#### [EXTRACTED DATA]
========================================

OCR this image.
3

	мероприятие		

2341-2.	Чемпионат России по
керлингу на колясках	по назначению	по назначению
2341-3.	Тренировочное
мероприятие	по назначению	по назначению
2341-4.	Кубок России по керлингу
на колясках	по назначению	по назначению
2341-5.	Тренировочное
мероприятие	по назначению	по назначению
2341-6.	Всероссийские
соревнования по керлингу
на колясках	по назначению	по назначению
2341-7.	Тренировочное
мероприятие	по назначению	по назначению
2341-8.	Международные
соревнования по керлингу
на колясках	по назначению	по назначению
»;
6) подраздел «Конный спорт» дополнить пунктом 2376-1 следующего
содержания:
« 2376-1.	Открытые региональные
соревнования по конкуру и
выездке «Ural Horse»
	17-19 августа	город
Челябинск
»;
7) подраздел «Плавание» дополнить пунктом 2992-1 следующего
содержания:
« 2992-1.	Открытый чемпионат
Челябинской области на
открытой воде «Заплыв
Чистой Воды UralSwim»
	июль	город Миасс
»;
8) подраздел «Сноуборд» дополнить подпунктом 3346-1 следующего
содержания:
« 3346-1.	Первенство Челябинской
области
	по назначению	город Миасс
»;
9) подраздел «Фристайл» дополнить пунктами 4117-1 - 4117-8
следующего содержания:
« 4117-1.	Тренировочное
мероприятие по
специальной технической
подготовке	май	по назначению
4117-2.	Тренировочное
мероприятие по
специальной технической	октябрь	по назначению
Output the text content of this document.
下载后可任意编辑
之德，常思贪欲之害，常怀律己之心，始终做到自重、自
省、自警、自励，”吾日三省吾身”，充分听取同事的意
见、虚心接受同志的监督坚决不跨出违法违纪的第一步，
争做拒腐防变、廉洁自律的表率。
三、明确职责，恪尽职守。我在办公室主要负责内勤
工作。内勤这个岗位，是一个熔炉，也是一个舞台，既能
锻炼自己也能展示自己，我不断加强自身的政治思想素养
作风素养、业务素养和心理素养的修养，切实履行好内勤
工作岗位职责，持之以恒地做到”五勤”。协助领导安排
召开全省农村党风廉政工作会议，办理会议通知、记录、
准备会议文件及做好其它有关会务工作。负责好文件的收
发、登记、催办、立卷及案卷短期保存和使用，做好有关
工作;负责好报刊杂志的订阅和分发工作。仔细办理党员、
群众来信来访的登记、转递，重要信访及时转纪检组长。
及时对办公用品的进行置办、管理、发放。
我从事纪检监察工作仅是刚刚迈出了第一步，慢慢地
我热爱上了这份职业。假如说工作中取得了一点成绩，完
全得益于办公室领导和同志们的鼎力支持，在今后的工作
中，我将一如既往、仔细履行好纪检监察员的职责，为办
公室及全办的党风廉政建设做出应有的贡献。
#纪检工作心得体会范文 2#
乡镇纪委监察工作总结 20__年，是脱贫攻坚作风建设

========================================

#### [TO DO]
Using the listing above, reproduce each line without omission.

#### [WRITTEN ANSWER]
OCR this image.
3

	мероприятие		

2341-2.	Чемпионат России по
керлингу на колясках	по назначению	по назначению
2341-3.	Тренировочное
мероприятие	по назначению	по назначению
2341-4.	Кубок России по керлингу
на колясках	по назначению	по назначению
2341-5.	Тренировочное
мероприятие	по назначению	по назначению
2341-6.	Всероссийские
соревнования по керлингу
на колясках	по назначению	по назначению
2341-7.	Тренировочное
мероприятие	по назначению	по назначению
2341-8.	Международные
соревнования по керлингу
на колясках	по назначению	по назначению
»;
6) подраздел «Конный спорт» дополнить пунктом 2376-1 следующего
содержания:
« 2376-1.	Открытые региональные
соревнования по конкуру и
выездке «Ural Horse»
	17-19 августа	город
Челябинск
»;
7) подраздел «Плавание» дополнить пунктом 2992-1 следующего
содержания:
« 2992-1.	Открытый чемпионат
Челябинской области на
открытой воде «Заплыв
Чистой Воды UralSwim»
	июль	город Миасс
»;
8) подраздел «Сноуборд» дополнить подпунктом 3346-1 следующего
содержания:
« 3346-1.	Первенство Челябинской
области
	по назначению	город Миасс
»;
9) подраздел «Фристайл» дополнить пунктами 4117-1 - 4117-8
следующего содержания:
« 4117-1.	Тренировочное
мероприятие по
специальной технической
подготовке	май	по назначению
4117-2.	Тренировочное
мероприятие по
специальной технической	октябрь	по назначению
Output the text content of this document.
下载后可任意编辑
之德，常思贪欲之害，常怀律己之心，始终做到自重、自
省、自警、自励，”吾日三省吾身”，充分听取同事的意
见、虚心接受同志的监督坚决不跨出违法违纪的第一步，
争做拒腐防变、廉洁自律的表率。
三、明确职责，恪尽职守。我在办公室主要负责内勤
工作。内勤这个岗位，是一个熔炉，也是一个舞台，既能
锻炼自己也能展示自己，我不断加强自身的政治思想素养
作风素养、业务素养和心理素养的修养，切实履行好内勤
工作岗位职责，持之以恒地做到”五勤”。协助领导安排
召开全省农村党风廉政工作会议，办理会议通知、记录、
准备会议文件及做好其它有关会务工作。负责好文件的收
发、登记、催办、立卷及案卷短期保存和使用，做好有关
工作;负责好报刊杂志的订阅和分发工作。仔细办理党员、
群众来信来访的登记、转递，重要信访及时转纪检组长。
及时对办公用品的进行置办、管理、发放。
我从事纪检监察工作仅是刚刚迈出了第一步，慢慢地
我热爱上了这份职业。假如说工作中取得了一点成绩，完
全得益于办公室领导和同志们的鼎力支持，在今后的工作
中，我将一如既往、仔细履行好纪检监察员的职责，为办
公室及全办的党风廉政建设做出应有的贡献。
#纪检工作心得体会范文 2#
乡镇纪委监察工作总结 20__年，是脱贫攻坚作风建设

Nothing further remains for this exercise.